On Tue, Feb 07, 2012 at 01:10:42PM -0500, Christoph Hellwig wrote:
> Timestamps on regular files are the last metadata that XFS does not update
> transactionally. Now that we use the delaylog mode exclusively and made
> the log scode scale extremly well there is no need to bypass that code for
> timestamp updates. Logging all updates allows to drop a lot of code, and
> will allow for further performance improvements later on.
> Note that this patch drops optimized handling of fdatasync - it will be
> added back in a separate commit.
Only thing I see here is that we'll now block reads on a frozen
filesystem. That will bring us in line with ext3/4 behaviour, but
that's probably no bad thing from a consistency/user expectation POV.
> Signed-off-by: Christoph Hellwig <hch@xxxxxx>
The code looks ok, but could you elaborate on this:
> --- xfs.orig/fs/xfs/xfs_super.c 2012-02-07 10:01:26.804584821 -0800
> +++ xfs/fs/xfs/xfs_super.c 2012-02-07 10:01:29.214584865 -0800
> @@ -868,91 +868,58 @@ xfs_fs_inode_init_once(
> - * Dirty the XFS inode when mark_inode_dirty_sync() is called so that
> - * we catch unlogged VFS level updates to the inode.

• _Supplied information_
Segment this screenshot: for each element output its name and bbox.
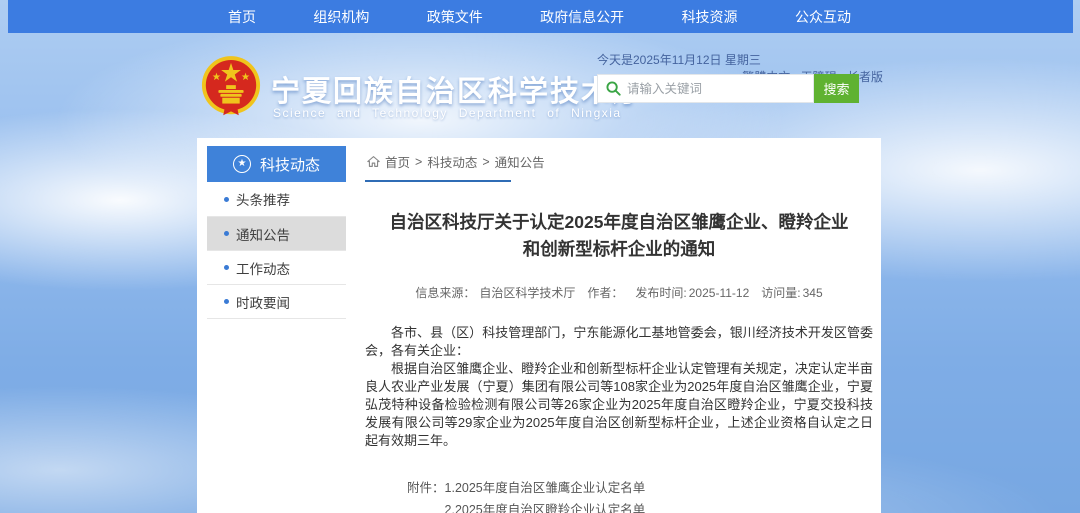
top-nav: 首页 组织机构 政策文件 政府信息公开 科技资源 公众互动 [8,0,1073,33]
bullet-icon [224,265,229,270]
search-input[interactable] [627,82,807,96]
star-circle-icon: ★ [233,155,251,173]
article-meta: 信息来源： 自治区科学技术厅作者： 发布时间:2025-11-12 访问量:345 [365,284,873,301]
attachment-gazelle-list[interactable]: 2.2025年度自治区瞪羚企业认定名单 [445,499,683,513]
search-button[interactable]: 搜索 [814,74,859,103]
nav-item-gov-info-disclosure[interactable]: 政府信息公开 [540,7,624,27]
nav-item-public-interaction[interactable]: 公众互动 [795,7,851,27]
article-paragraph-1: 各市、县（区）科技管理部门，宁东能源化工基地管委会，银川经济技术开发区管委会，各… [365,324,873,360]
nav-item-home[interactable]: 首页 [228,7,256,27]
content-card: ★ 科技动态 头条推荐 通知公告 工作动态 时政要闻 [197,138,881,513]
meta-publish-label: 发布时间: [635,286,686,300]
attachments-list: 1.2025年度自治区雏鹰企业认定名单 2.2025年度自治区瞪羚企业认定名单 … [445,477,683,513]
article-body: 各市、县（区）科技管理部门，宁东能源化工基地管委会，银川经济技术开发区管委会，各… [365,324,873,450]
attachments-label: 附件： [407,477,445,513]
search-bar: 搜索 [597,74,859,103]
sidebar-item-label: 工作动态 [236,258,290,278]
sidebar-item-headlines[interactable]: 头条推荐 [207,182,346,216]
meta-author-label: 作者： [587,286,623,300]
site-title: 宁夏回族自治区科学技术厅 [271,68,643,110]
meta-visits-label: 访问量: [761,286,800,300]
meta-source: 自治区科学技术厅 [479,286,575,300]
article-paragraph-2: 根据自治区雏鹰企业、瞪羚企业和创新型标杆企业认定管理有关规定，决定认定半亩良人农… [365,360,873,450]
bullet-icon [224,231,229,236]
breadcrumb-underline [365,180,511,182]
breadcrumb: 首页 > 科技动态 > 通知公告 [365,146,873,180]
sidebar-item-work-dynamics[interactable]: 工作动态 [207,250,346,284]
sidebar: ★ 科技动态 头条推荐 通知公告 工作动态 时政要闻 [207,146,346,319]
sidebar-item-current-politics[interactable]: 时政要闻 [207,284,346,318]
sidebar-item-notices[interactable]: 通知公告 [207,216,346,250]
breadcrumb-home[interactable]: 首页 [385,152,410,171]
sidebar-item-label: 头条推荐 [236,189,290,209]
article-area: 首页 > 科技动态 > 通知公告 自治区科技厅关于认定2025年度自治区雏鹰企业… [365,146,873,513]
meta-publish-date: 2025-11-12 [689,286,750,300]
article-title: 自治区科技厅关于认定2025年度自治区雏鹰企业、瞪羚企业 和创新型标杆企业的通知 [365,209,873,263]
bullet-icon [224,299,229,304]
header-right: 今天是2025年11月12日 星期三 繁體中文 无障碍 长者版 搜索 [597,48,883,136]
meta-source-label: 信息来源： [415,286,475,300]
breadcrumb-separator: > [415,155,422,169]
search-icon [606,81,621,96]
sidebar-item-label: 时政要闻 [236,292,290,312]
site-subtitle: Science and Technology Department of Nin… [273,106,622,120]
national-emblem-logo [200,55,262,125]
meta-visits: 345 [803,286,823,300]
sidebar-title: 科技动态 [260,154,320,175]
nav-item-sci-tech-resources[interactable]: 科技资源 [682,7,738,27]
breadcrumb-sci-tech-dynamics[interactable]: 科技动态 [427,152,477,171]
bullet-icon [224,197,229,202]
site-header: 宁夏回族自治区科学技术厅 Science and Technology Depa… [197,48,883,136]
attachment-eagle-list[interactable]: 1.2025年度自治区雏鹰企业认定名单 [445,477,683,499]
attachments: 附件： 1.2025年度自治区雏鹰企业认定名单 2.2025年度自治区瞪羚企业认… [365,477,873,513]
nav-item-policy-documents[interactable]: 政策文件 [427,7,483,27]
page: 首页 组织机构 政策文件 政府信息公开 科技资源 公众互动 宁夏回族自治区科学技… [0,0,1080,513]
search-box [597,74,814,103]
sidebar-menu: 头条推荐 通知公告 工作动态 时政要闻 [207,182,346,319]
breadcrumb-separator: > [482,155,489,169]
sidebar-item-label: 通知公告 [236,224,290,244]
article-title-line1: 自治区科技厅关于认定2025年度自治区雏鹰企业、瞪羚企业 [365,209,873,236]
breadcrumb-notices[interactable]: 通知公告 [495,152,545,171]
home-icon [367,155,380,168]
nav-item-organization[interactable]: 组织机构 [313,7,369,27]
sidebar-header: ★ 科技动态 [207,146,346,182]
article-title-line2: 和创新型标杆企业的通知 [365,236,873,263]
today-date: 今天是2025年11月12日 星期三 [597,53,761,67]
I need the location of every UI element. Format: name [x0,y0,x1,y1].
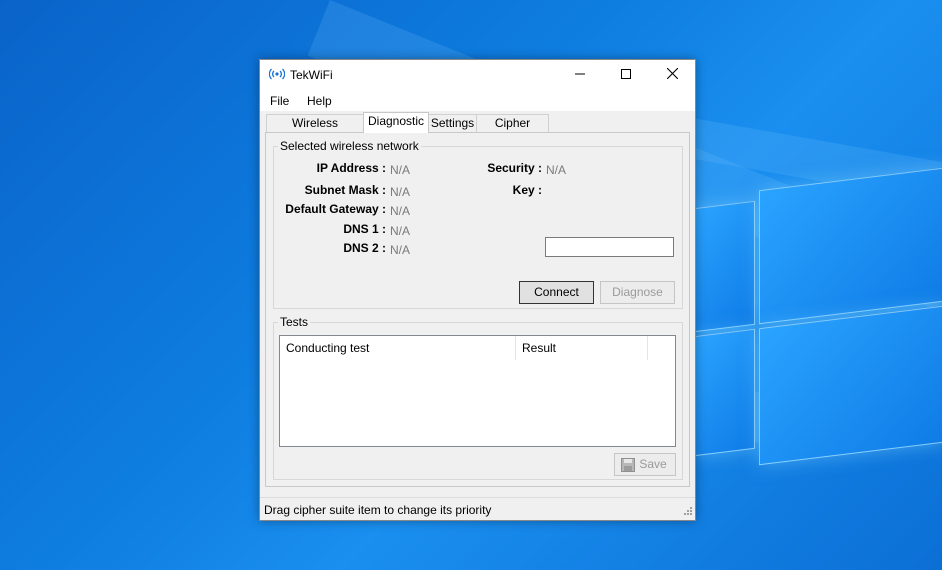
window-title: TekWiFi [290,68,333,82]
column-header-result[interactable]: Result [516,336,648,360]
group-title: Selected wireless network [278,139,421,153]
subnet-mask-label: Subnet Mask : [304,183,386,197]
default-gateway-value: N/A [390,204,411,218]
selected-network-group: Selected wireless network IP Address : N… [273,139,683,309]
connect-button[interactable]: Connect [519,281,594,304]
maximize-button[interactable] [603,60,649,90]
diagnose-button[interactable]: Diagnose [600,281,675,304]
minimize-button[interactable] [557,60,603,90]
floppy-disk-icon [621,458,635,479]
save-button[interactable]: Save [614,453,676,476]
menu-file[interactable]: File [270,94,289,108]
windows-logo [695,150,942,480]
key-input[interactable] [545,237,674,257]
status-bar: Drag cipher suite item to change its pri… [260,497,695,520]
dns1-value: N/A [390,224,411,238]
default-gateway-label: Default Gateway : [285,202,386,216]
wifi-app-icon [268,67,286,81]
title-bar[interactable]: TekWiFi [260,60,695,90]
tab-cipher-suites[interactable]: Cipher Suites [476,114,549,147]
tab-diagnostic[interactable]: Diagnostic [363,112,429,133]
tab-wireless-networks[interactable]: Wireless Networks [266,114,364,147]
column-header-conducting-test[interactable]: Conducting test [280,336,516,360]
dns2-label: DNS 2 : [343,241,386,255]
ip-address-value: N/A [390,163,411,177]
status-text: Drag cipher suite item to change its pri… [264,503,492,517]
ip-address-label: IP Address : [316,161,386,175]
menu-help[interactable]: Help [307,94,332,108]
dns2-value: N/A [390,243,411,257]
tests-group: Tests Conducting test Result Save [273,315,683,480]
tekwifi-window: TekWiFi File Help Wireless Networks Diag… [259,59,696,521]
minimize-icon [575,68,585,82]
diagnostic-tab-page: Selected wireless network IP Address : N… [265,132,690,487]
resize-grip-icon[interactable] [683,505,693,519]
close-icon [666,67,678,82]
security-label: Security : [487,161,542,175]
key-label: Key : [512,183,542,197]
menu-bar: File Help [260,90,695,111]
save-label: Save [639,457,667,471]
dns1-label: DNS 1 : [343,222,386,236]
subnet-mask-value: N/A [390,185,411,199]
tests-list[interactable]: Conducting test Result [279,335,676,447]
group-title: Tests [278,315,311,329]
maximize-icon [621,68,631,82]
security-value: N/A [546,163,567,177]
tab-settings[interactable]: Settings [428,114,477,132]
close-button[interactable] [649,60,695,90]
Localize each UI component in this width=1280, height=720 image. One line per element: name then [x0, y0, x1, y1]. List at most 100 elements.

• _Brief 1_
Rewrite the XFS timestamp thread starting with "On Tue, Feb" and going on through "a separate commit.", replacing "fdatasync" with "fsync".
• _Brief 2_
Answer these questions from the XFS timestamp thread:
(a) What metadata does XFS still not update transactionally?
(b) Which filesystems does blocking reads on a frozen filesystem bring XFS in line with?
(c) According to the patch note, what happens to the optimized handling of fdatasync that this patch drops?

• _Full output 1_
On Tue, Feb 07, 2012 at 01:10:42PM -0500, Christoph Hellwig wrote:
> Timestamps on regular files are the last metadata that XFS does not update
> transactionally. Now that we use the delaylog mode exclusively and made
> the log scode scale extremly well there is no need to bypass that code for
> timestamp updates. Logging all updates allows to drop a lot of code, and
> will allow for further performance improvements later on.
> Note that this patch drops optimized handling of fsync - it will be
> added back in a separate commit.

• _Full output 2_
(a) Timestamps on regular files.
(b) ext3/4.
(c) It will be added back in a separate commit.